Items from a dataset

§

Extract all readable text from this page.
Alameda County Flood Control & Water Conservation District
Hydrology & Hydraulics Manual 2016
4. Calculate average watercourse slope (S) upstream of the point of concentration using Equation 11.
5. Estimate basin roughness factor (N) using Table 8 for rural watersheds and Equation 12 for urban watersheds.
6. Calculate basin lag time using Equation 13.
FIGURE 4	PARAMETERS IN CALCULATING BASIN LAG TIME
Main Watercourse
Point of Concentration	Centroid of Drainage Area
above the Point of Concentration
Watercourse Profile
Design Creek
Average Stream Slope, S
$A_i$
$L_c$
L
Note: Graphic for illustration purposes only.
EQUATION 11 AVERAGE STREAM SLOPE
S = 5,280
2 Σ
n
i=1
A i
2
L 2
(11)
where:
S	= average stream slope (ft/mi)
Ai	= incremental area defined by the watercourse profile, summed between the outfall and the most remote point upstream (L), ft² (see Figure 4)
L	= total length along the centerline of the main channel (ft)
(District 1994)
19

§

__WHAT THE TASK REQUIRES__
Quote all of the entries verbatim.

__WRITTEN REPLY__
Extract all readable text from this page.
Alameda County Flood Control & Water Conservation District
Hydrology & Hydraulics Manual 2016
4. Calculate average watercourse slope (S) upstream of the point of concentration using Equation 11.
5. Estimate basin roughness factor (N) using Table 8 for rural watersheds and Equation 12 for urban watersheds.
6. Calculate basin lag time using Equation 13.
FIGURE 4	PARAMETERS IN CALCULATING BASIN LAG TIME
Main Watercourse
Point of Concentration	Centroid of Drainage Area
above the Point of Concentration
Watercourse Profile
Design Creek
Average Stream Slope, S
$A_i$
$L_c$
L
Note: Graphic for illustration purposes only.
EQUATION 11 AVERAGE STREAM SLOPE
S = 5,280
2 Σ
n
i=1
A i
2
L 2
(11)
where:
S	= average stream slope (ft/mi)
Ai	= incremental area defined by the watercourse profile, summed between the outfall and the most remote point upstream (L), ft² (see Figure 4)
L	= total length along the centerline of the main channel (ft)
(District 1994)
19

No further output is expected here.